» WRITTEN EXERCISE A:
Using the post about Scheme standards, answer each question briefly:
(i) Per the Space Corps Directive quoted, what cannot be claimed as overtime?
(ii) How long until R6RS is due?
(iii) With a few glaring exceptions, what do standards follow?

» TEXT EXCERPT:

Or better still, please arrange to meet behind the Gym building after school and you can have a fist fight to decide which version of Lisp is better. If you are too woosy to have a fist fight, have a pokemon battle on your gameboys.
-- Space Corps Directive #997 Work done by an officer's doppleganger in a parallel universe cannot be claimed as overtime. -- Red Dwarf
> markj+0...@cloaked.freeserve.co.uk (MJ Ray) wrote in message > > After all, without diversity, is there progress?
> There isn't any in regards to the RnRS document, that's for sure. Its > time for a new standard without the input of you sad, whining critics. > I've gots some news for you: arrogance does not equate to > intelligence.
You know what? Go for it. Go right ahead and write a new standard. Then write a compiler according to the standard you've written. By all means feel free to experiment with new stuff. If stuff works better, and starts to be popular, then you'll get more implementors out there doing the same or similar stuff. If your ideas are sufficiently good, then after a while most schemes will implement them and they'll become uncontroversial. And then they'll probably get written into a standard. Heck, if you do good, you can make the very next RnRS, because R6RS isn't due for at least another ten years. You probably won't make the next IEEE standard though - that bus is leaving now and will probably arrive inside of three years.
But you have to understand something -- with a few glaring exceptions, standards follow implementations and not the other way around. Changing the standard won't change the world, because if you do it without some consensus amongst the implementors, they'll abandon the standard rather than try to conform to it. R5RS, whether *you* happen to like it or not, is what achieved some consensus last time the implementors got together to talk about it. If you become an implementor before the R6RS talks start, then you'll have a legitimate place at the table to discuss changes to the standard.

» WRITTEN EXERCISE B: In the records, swap "echo-point" for "scatter-dot" from the first line through the line containing "echo-point — [270, 295, 273, 298]", leaving everything else unchanged, and give back only those lines.

» DATA:
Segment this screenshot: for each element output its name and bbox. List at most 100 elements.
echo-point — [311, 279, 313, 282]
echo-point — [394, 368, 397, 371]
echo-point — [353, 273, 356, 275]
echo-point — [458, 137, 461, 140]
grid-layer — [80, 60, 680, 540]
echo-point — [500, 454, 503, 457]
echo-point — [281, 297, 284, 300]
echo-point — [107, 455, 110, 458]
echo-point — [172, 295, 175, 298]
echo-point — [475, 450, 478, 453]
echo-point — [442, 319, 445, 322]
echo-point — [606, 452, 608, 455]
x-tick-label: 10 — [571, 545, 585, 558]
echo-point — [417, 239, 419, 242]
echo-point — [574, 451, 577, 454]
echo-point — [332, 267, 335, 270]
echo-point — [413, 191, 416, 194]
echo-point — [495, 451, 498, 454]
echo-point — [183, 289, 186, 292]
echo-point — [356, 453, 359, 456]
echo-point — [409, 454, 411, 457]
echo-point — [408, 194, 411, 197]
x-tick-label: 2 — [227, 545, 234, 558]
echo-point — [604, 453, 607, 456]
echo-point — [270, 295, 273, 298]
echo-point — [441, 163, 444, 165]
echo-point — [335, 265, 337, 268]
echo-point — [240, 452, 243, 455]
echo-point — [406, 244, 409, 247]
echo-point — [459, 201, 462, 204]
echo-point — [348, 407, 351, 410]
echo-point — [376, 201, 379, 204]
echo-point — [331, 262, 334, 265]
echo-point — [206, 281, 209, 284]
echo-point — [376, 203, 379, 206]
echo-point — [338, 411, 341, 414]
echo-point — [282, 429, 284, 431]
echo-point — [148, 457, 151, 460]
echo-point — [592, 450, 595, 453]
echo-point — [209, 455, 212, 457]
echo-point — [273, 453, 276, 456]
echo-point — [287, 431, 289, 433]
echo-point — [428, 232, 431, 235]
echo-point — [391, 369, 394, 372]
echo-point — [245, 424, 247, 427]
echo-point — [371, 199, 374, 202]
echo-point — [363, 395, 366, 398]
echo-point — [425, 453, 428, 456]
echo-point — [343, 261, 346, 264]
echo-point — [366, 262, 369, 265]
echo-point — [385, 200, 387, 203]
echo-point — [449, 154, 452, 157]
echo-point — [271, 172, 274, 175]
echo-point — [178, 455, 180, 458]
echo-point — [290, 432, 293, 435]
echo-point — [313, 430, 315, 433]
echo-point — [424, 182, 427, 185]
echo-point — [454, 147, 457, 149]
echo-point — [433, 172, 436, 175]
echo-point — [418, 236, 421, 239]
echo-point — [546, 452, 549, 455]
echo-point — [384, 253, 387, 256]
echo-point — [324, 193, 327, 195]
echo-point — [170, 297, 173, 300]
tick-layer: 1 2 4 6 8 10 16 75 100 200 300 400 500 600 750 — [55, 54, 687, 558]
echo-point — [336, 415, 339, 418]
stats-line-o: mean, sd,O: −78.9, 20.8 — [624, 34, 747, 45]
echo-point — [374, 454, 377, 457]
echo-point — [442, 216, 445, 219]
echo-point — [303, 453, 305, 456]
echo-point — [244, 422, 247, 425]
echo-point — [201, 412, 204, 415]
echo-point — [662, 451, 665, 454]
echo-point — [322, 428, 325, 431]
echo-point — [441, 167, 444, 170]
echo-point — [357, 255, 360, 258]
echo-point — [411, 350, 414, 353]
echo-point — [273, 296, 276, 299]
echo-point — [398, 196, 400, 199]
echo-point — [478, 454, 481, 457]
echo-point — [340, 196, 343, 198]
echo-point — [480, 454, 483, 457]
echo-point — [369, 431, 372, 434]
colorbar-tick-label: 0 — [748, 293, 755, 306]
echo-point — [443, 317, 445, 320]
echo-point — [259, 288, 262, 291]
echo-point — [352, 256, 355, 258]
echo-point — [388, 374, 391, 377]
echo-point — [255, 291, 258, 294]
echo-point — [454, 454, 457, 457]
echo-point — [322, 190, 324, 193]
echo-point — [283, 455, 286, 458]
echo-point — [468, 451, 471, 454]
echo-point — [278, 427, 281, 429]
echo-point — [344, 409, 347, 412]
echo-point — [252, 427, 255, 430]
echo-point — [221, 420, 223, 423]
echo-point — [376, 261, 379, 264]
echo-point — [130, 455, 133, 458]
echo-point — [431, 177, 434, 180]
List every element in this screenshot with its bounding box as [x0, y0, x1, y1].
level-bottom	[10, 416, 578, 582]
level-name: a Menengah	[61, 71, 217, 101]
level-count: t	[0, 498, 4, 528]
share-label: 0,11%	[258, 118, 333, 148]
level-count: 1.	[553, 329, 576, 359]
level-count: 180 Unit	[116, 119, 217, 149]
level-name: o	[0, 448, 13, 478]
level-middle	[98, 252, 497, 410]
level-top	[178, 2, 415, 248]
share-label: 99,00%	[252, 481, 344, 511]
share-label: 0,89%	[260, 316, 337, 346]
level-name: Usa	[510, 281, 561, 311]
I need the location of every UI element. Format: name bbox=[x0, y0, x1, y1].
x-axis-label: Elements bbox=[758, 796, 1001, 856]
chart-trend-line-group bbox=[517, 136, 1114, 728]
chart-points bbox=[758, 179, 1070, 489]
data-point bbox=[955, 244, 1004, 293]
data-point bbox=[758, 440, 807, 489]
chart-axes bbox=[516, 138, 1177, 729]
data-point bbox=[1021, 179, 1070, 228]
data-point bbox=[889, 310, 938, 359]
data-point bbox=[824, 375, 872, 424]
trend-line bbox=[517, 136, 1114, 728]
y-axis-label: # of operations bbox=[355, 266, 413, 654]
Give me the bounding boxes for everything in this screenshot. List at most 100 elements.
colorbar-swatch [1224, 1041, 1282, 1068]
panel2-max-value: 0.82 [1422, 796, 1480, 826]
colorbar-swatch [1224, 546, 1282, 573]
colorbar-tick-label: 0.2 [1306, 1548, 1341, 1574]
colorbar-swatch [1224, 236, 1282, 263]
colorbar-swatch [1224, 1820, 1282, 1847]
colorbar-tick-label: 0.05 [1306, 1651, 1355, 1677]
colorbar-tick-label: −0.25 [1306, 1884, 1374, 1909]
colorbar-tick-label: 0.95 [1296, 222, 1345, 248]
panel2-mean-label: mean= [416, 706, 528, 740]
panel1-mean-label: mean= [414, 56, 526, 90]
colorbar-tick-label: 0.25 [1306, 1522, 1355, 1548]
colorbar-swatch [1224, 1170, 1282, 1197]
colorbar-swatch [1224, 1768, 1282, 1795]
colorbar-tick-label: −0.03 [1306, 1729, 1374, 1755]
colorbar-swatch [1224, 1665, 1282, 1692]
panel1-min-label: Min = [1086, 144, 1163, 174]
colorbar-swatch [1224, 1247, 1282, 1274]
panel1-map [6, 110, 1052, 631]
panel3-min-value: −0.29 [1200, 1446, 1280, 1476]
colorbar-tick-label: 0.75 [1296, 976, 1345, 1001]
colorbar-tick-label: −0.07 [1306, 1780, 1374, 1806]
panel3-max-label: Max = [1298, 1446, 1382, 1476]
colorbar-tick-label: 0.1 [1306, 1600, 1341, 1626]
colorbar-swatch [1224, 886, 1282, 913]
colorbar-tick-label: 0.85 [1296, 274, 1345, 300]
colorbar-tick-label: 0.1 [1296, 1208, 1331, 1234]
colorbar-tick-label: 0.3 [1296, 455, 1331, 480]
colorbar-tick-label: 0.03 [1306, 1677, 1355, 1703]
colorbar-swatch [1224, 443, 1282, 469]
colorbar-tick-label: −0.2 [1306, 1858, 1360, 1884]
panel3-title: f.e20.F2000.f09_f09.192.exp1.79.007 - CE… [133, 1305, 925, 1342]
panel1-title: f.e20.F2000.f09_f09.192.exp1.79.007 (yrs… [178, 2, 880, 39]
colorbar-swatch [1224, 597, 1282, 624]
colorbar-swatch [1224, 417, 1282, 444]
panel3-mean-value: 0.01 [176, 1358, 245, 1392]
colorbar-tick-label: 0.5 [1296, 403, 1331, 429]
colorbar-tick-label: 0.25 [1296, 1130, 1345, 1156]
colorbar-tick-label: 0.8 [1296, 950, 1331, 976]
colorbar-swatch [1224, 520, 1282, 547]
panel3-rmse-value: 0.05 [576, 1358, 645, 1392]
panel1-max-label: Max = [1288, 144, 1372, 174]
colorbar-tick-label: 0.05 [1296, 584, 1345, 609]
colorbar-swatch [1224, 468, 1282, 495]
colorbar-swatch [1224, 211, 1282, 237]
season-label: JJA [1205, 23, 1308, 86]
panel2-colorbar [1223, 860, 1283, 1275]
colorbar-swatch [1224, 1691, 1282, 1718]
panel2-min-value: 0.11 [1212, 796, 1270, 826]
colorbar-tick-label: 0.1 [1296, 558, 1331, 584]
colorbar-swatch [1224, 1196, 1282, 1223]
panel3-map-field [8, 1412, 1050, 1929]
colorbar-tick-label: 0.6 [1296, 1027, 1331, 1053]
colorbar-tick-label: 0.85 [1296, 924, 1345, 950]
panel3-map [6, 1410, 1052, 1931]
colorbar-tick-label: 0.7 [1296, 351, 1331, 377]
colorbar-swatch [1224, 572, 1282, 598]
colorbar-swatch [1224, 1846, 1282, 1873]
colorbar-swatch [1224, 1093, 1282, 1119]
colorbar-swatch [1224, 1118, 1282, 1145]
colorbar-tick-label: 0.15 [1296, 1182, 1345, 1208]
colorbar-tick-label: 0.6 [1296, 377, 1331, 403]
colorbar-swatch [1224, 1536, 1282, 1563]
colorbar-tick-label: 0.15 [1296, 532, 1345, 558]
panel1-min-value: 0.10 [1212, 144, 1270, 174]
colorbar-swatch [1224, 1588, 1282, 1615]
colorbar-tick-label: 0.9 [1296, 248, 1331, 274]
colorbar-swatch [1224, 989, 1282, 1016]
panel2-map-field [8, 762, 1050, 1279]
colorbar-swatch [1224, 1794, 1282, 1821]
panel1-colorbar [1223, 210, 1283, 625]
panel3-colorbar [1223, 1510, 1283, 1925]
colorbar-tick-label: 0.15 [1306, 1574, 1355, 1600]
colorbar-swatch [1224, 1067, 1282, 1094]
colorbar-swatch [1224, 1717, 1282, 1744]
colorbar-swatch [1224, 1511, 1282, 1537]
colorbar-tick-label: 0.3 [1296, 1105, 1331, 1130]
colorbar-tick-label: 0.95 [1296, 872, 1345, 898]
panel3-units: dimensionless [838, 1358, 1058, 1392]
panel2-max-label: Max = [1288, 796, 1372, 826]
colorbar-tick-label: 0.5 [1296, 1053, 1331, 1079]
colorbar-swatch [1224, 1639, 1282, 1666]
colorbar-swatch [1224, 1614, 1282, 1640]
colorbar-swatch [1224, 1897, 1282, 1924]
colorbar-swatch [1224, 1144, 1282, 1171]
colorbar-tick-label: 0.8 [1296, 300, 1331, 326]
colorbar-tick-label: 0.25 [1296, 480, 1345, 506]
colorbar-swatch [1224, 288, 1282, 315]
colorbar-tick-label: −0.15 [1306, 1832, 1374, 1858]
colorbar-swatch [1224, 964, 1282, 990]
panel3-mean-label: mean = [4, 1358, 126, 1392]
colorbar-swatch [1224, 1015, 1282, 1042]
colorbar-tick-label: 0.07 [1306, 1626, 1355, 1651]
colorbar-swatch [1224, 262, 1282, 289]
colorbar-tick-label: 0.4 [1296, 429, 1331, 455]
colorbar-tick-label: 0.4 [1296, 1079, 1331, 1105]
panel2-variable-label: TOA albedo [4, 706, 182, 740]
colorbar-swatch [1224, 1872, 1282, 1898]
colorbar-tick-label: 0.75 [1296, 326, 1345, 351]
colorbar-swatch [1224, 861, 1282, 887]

» TASK SOLUTION A:
(i) Work done by an officer's doppleganger in a parallel universe.
(ii) At least another ten years.
(iii) Implementations.

» TASK SOLUTION B:
Segment this screenshot: for each element output its name and bbox. List at most 100 elements.
scatter-dot — [311, 279, 313, 282]
scatter-dot — [394, 368, 397, 371]
scatter-dot — [353, 273, 356, 275]
scatter-dot — [458, 137, 461, 140]
grid-layer — [80, 60, 680, 540]
scatter-dot — [500, 454, 503, 457]
scatter-dot — [281, 297, 284, 300]
scatter-dot — [107, 455, 110, 458]
scatter-dot — [172, 295, 175, 298]
scatter-dot — [475, 450, 478, 453]
scatter-dot — [442, 319, 445, 322]
scatter-dot — [606, 452, 608, 455]
x-tick-label: 10 — [571, 545, 585, 558]
scatter-dot — [417, 239, 419, 242]
scatter-dot — [574, 451, 577, 454]
scatter-dot — [332, 267, 335, 270]
scatter-dot — [413, 191, 416, 194]
scatter-dot — [495, 451, 498, 454]
scatter-dot — [183, 289, 186, 292]
scatter-dot — [356, 453, 359, 456]
scatter-dot — [409, 454, 411, 457]
scatter-dot — [408, 194, 411, 197]
x-tick-label: 2 — [227, 545, 234, 558]
scatter-dot — [604, 453, 607, 456]
scatter-dot — [270, 295, 273, 298]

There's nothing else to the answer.